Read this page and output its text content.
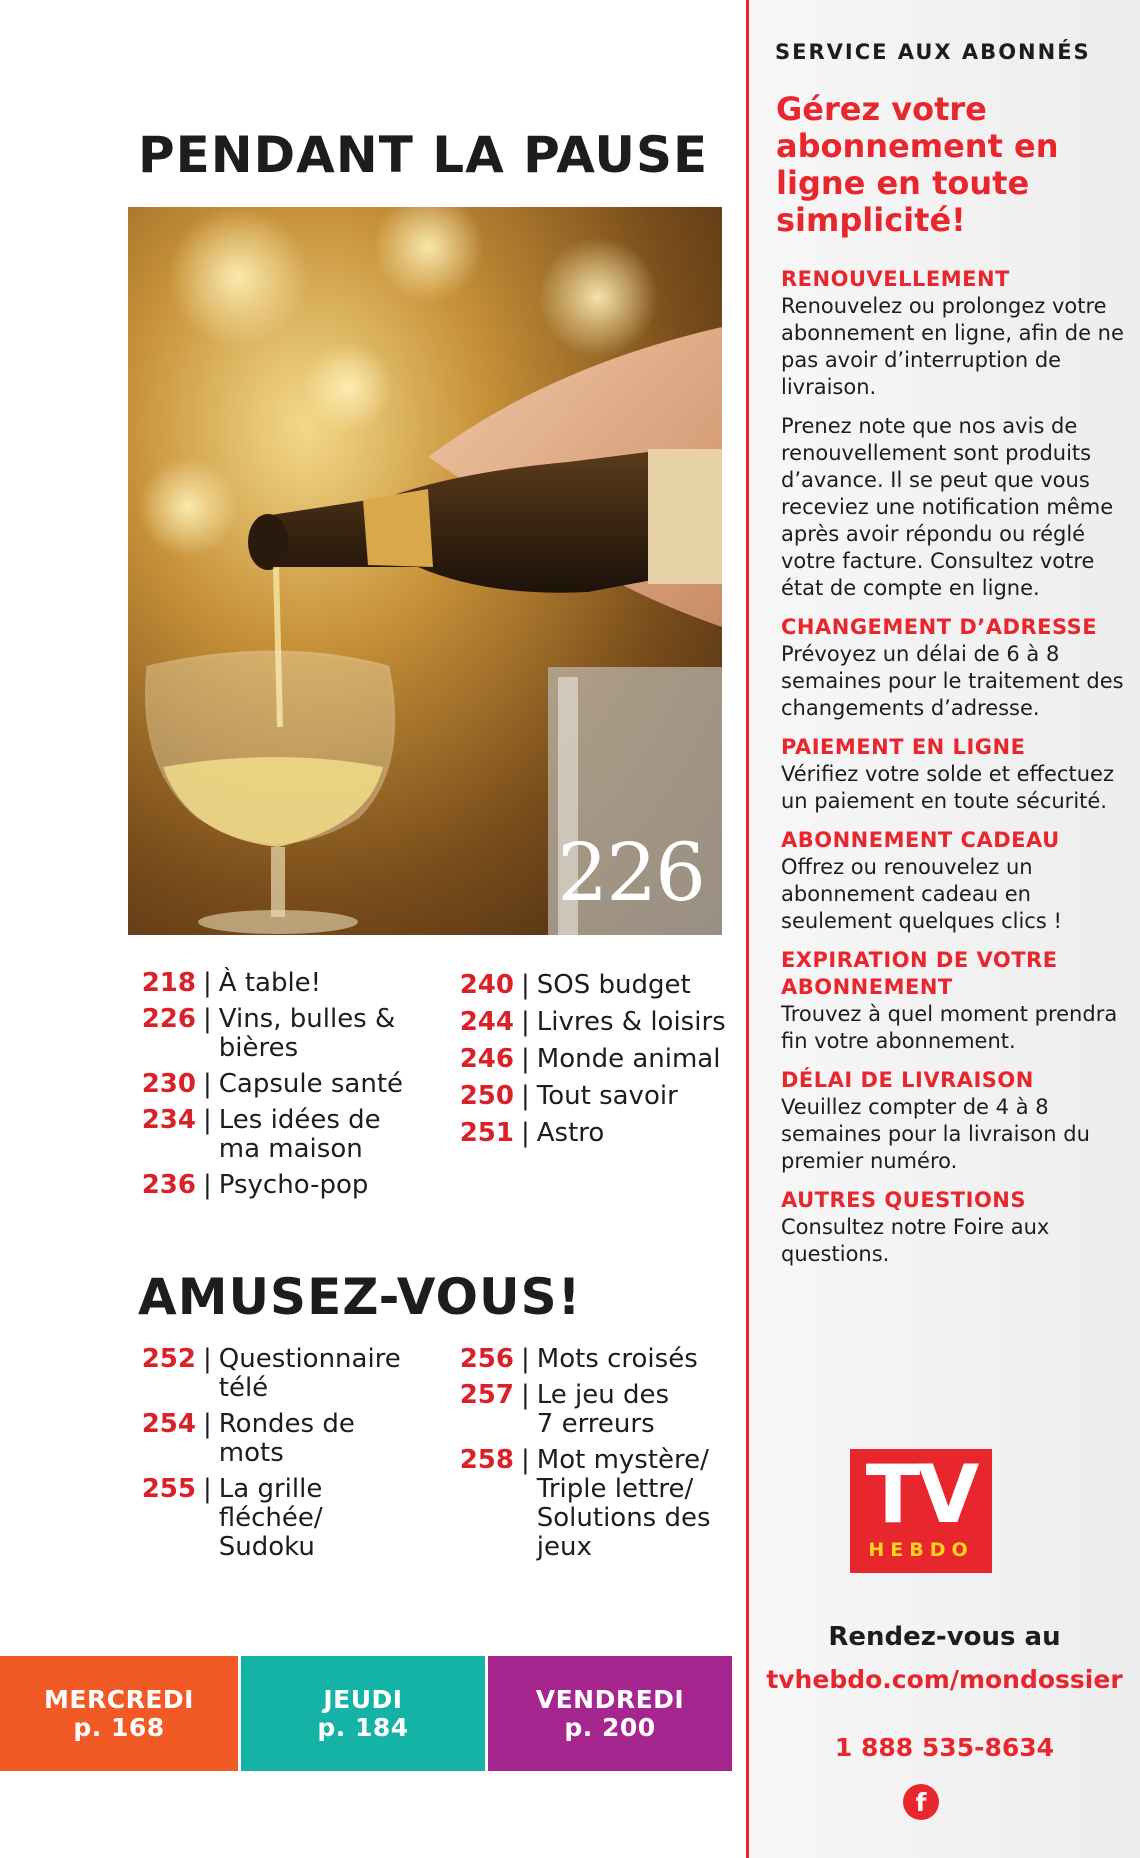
PENDANT LA PAUSE
226
218 | À table!
226 | Vins, bulles &
bières
230 | Capsule santé
234 | Les idées de
ma maison
236 | Psycho-pop
240 | SOS budget
244 | Livres & loisirs
246 | Monde animal
250 | Tout savoir
251 | Astro
AMUSEZ-VOUS!
252 | Questionnaire
télé
254 | Rondes de
mots
255 | La grille
fléchée/
Sudoku
256 | Mots croisés
257 | Le jeu des
7 erreurs
258 | Mot mystère/
Triple lettre/
Solutions des
jeux
MERCREDI
p. 168
JEUDI
p. 184
VENDREDI
p. 200
SERVICE AUX ABONNÉS
Gérez votre abonnement en ligne en toute simplicité!
RENOUVELLEMENT
Renouvelez ou prolongez votre abonnement en ligne, afin de ne pas avoir d’interruption de livraison.
Prenez note que nos avis de renouvellement sont produits d’avance. Il se peut que vous receviez une notification même après avoir répondu ou réglé votre facture. Consultez votre état de compte en ligne.
CHANGEMENT D’ADRESSE
Prévoyez un délai de 6 à 8 semaines pour le traitement des changements d’adresse.
PAIEMENT EN LIGNE
Vérifiez votre solde et effectuez un paiement en toute sécurité.
ABONNEMENT CADEAU
Offrez ou renouvelez un abonnement cadeau en seulement quelques clics !
EXPIRATION DE VOTRE ABONNEMENT
Trouvez à quel moment prendra fin votre abonnement.
DÉLAI DE LIVRAISON
Veuillez compter de 4 à 8 semaines pour la livraison du premier numéro.
AUTRES QUESTIONS
Consultez notre Foire aux questions.
TV
HEBDO
Rendez-vous au
tvhebdo.com/mondossier
1 888 535-8634
f
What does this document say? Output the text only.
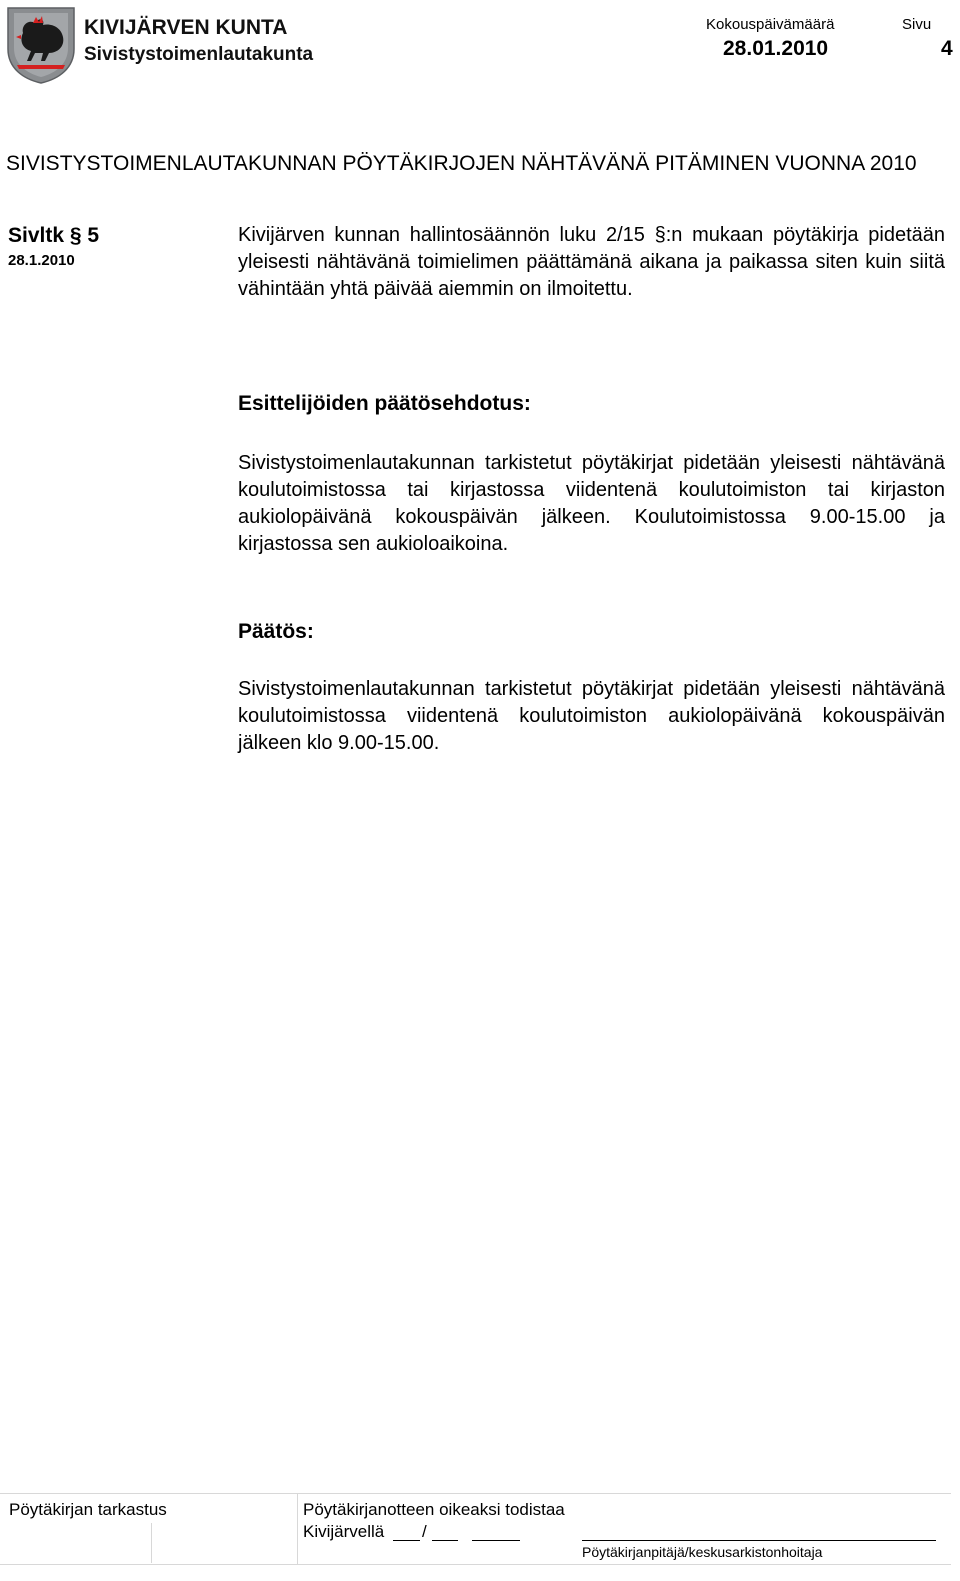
KIVIJÄRVEN KUNTA
Sivistystoimenlautakunta
Kokouspäivämäärä
28.01.2010
Sivu
4
SIVISTYSTOIMENLAUTAKUNNAN PÖYTÄKIRJOJEN NÄHTÄVÄNÄ PITÄMINEN VUONNA 2010
Sivltk § 5
28.1.2010

Kivijärven kunnan hallintosäännön luku 2/15 §:n mukaan pöytäkirja pidetään yleisesti nähtävänä toimielimen päättämänä aikana ja paikassa siten kuin siitä vähintään yhtä päivää aiemmin on ilmoitettu.

Esittelijöiden päätösehdotus:

Sivistystoimenlautakunnan tarkistetut pöytäkirjat pidetään yleisesti nähtävänä koulutoimistossa tai kirjastossa viidentenä koulutoimiston tai kirjaston aukiolopäivänä kokouspäivän jälkeen. Koulutoimistossa 9.00-15.00 ja kirjastossa sen aukioloaikoina.

Päätös:

Sivistystoimenlautakunnan tarkistetut pöytäkirjat pidetään yleisesti nähtävänä koulutoimistossa viidentenä koulutoimiston aukiolopäivänä kokouspäivän jälkeen klo 9.00-15.00.

Pöytäkirjan tarkastus	Pöytäkirjanotteen oikeaksi todistaa
Kivijärvellä /
Pöytäkirjanpitäjä/keskusarkistonhoitaja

### Exercise requirements
Pictures are excluded; copy every other part of the records exactly.

### Answer in full
Read this page and output its text content.
PENDANT LA PAUSE
226
218 | À table!
226 | Vins, bulles &
bières
230 | Capsule santé
234 | Les idées de
ma maison
236 | Psycho-pop
240 | SOS budget
244 | Livres & loisirs
246 | Monde animal
250 | Tout savoir
251 | Astro
AMUSEZ-VOUS!
252 | Questionnaire
télé
254 | Rondes de
mots
255 | La grille
fléchée/
Sudoku
256 | Mots croisés
257 | Le jeu des
7 erreurs
258 | Mot mystère/
Triple lettre/
Solutions des
jeux
MERCREDI
p. 168
JEUDI
p. 184
VENDREDI
p. 200
SERVICE AUX ABONNÉS
Gérez votre abonnement en ligne en toute simplicité!
RENOUVELLEMENT
Renouvelez ou prolongez votre abonnement en ligne, afin de ne pas avoir d’interruption de livraison.
Prenez note que nos avis de renouvellement sont produits d’avance. Il se peut que vous receviez une notification même après avoir répondu ou réglé votre facture. Consultez votre état de compte en ligne.
CHANGEMENT D’ADRESSE
Prévoyez un délai de 6 à 8 semaines pour le traitement des changements d’adresse.
PAIEMENT EN LIGNE
Vérifiez votre solde et effectuez un paiement en toute sécurité.
ABONNEMENT CADEAU
Offrez ou renouvelez un abonnement cadeau en seulement quelques clics !
EXPIRATION DE VOTRE ABONNEMENT
Trouvez à quel moment prendra fin votre abonnement.
DÉLAI DE LIVRAISON
Veuillez compter de 4 à 8 semaines pour la livraison du premier numéro.
AUTRES QUESTIONS
Consultez notre Foire aux questions.
TV
HEBDO
Rendez-vous au
tvhebdo.com/mondossier
1 888 535-8634
f
What does this document say? Output the text only.
KIVIJÄRVEN KUNTA
Sivistystoimenlautakunta
Kokouspäivämäärä
28.01.2010
Sivu
4
SIVISTYSTOIMENLAUTAKUNNAN PÖYTÄKIRJOJEN NÄHTÄVÄNÄ PITÄMINEN VUONNA 2010
Sivltk § 5
28.1.2010

Kivijärven kunnan hallintosäännön luku 2/15 §:n mukaan pöytäkirja pidetään yleisesti nähtävänä toimielimen päättämänä aikana ja paikassa siten kuin siitä vähintään yhtä päivää aiemmin on ilmoitettu.

Esittelijöiden päätösehdotus:

Sivistystoimenlautakunnan tarkistetut pöytäkirjat pidetään yleisesti nähtävänä koulutoimistossa tai kirjastossa viidentenä koulutoimiston tai kirjaston aukiolopäivänä kokouspäivän jälkeen. Koulutoimistossa 9.00-15.00 ja kirjastossa sen aukioloaikoina.

Päätös:

Sivistystoimenlautakunnan tarkistetut pöytäkirjat pidetään yleisesti nähtävänä koulutoimistossa viidentenä koulutoimiston aukiolopäivänä kokouspäivän jälkeen klo 9.00-15.00.

Pöytäkirjan tarkastus	Pöytäkirjanotteen oikeaksi todistaa
Kivijärvellä /
Pöytäkirjanpitäjä/keskusarkistonhoitaja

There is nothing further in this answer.